In the entries below, find the lines that contain the word "Karten" and copy them.
━━━━━━━━
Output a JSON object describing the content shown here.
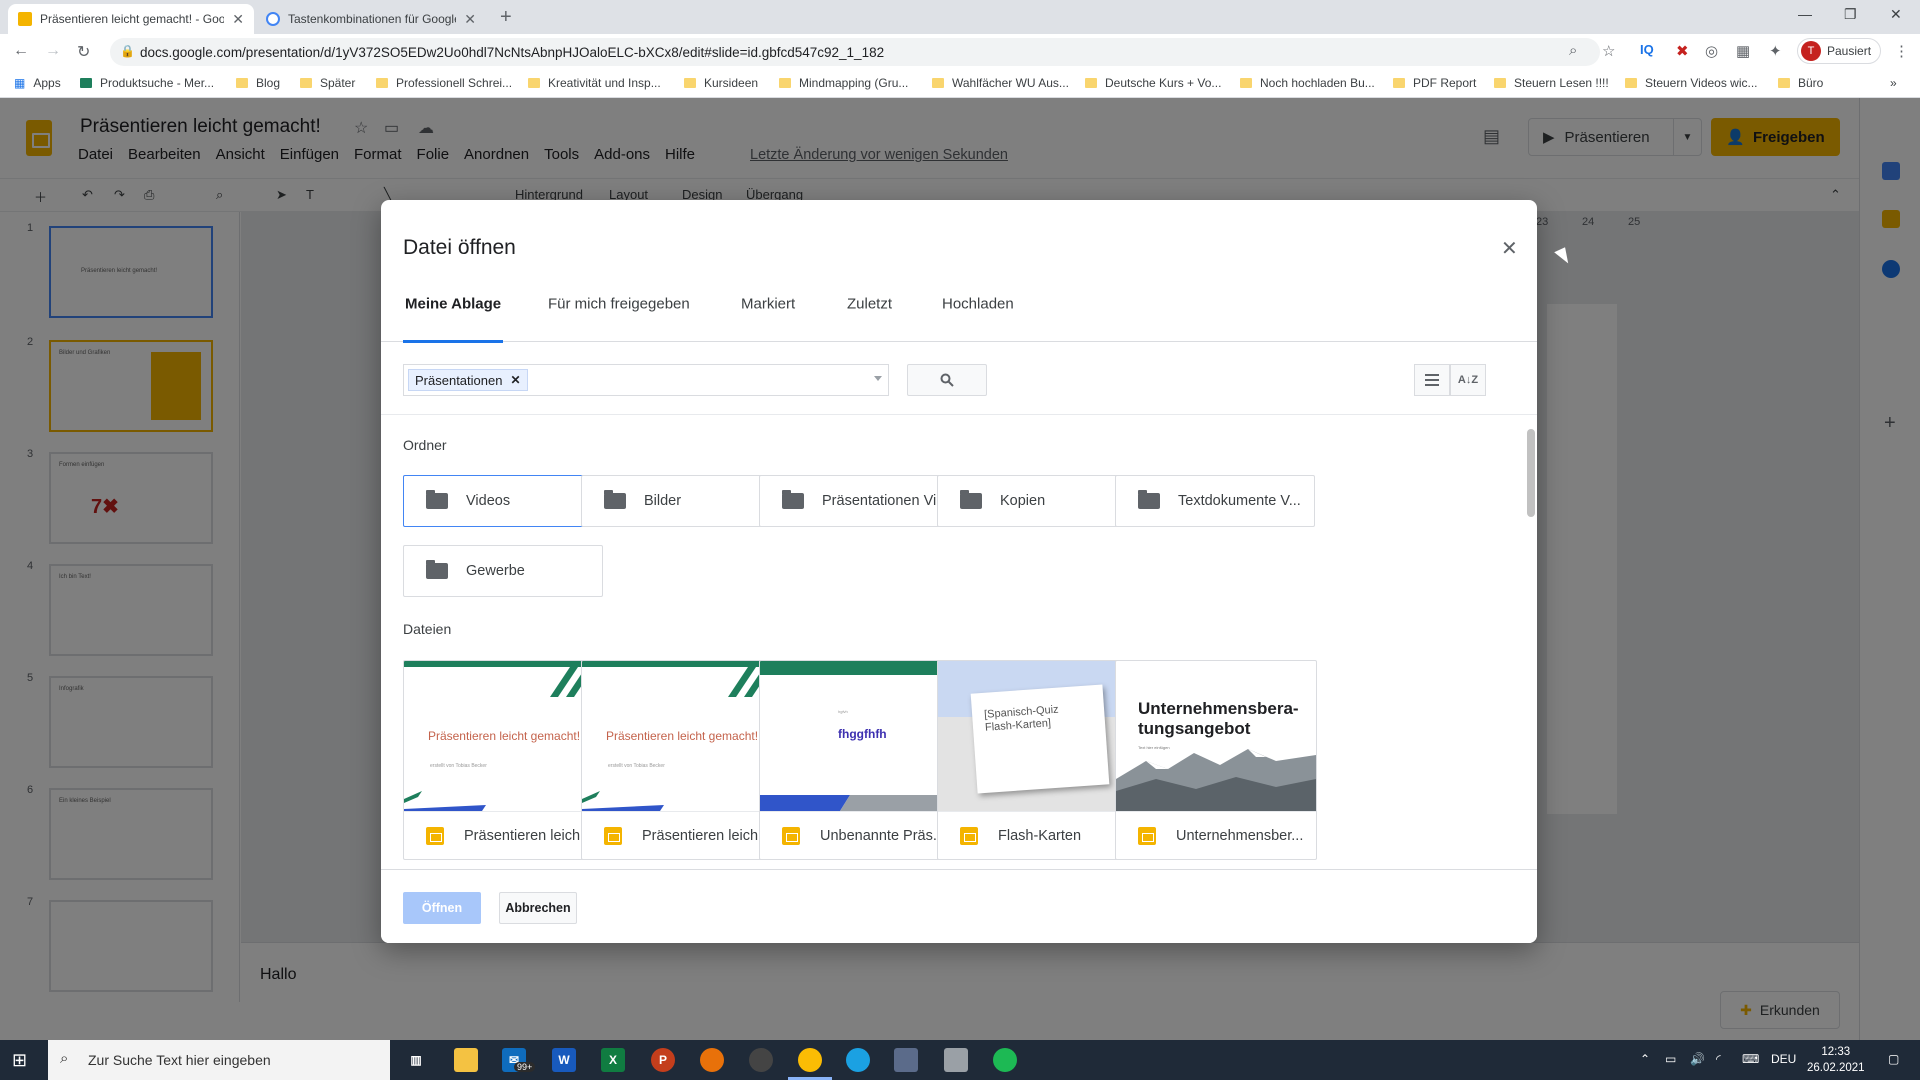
{
  "browser": {
    "tabs": [
      {
        "title": "Präsentieren leicht gemacht! - Google Präsentationen"
      },
      {
        "title": "Tastenkombinationen für Google Präsentationen"
      }
    ],
    "url": "docs.google.com/presentation/d/1yV372SO5EDw2Uo0hdl7NcNtsAbnpHJOaloELC-bXCx8/edit#slide=id.gbfcd547c92_1_182",
    "profile_label": "Pausiert",
    "profile_initial": "T",
    "bookmarks": [
      "Apps",
      "Produktsuche - Mer...",
      "Blog",
      "Später",
      "Professionell Schrei...",
      "Kreativität und Insp...",
      "Kursideen",
      "Mindmapping (Gru...",
      "Wahlfächer WU Aus...",
      "Deutsche Kurs + Vo...",
      "Noch hochladen Bu...",
      "PDF Report",
      "Steuern Lesen !!!!",
      "Steuern Videos wic...",
      "Büro"
    ]
  },
  "slides_app": {
    "doc_title": "Präsentieren leicht gemacht!",
    "menu": [
      "Datei",
      "Bearbeiten",
      "Ansicht",
      "Einfügen",
      "Format",
      "Folie",
      "Anordnen",
      "Tools",
      "Add-ons",
      "Hilfe"
    ],
    "last_edit": "Letzte Änderung vor wenigen Sekunden",
    "present_label": "Präsentieren",
    "share_label": "Freigeben",
    "toolbar_items": [
      "Hintergrund",
      "Layout",
      "Design",
      "Übergang"
    ],
    "ruler_numbers": [
      "23",
      "24",
      "25"
    ],
    "slide_numbers": [
      "1",
      "2",
      "3",
      "4",
      "5",
      "6",
      "7"
    ],
    "thumb_texts": [
      "Präsentieren leicht gemacht!",
      "Bilder und Grafiken",
      "Formen einfügen",
      "Ich bin Text!",
      "Infografik",
      "Ein kleines Beispiel",
      ""
    ],
    "thumb3_glyph": "7✖",
    "notes_text": "Hallo",
    "explore_label": "Erkunden"
  },
  "dialog": {
    "title": "Datei öffnen",
    "tabs": [
      "Meine Ablage",
      "Für mich freigegeben",
      "Markiert",
      "Zuletzt",
      "Hochladen"
    ],
    "filter_chip": "Präsentationen",
    "section_folders": "Ordner",
    "section_files": "Dateien",
    "folders": [
      "Videos",
      "Bilder",
      "Präsentationen Vi...",
      "Kopien",
      "Textdokumente V...",
      "Gewerbe"
    ],
    "files": [
      {
        "name": "Präsentieren leich...",
        "preview_title": "Präsentieren leicht gemacht!",
        "preview_sub": "erstellt von Tobias Becker"
      },
      {
        "name": "Präsentieren leich...",
        "preview_title": "Präsentieren leicht gemacht!",
        "preview_sub": "erstellt von Tobias Becker"
      },
      {
        "name": "Unbenannte Präs...",
        "preview_title": "fhggfhfh",
        "preview_sub": "hgfvh"
      },
      {
        "name": "Flash-Karten",
        "preview_title": "[Spanisch-Quiz Flash-Karten]"
      },
      {
        "name": "Unternehmensber...",
        "preview_title": "Unternehmensbera-tungsangebot",
        "preview_sub": "Text hier einfügen"
      }
    ],
    "open_label": "Öffnen",
    "cancel_label": "Abbrechen"
  },
  "taskbar": {
    "search_placeholder": "Zur Suche Text hier eingeben",
    "mail_badge": "99+",
    "language": "DEU",
    "time": "12:33",
    "date": "26.02.2021"
  },
  "colors": {
    "accent": "#1a73e8",
    "slides_yellow": "#f4b400",
    "green": "#1e7f5c"
  }
}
━━━━━━━━
#### [Written solution]
        "name": "Flash-Karten",
        "preview_title": "[Spanisch-Quiz Flash-Karten]"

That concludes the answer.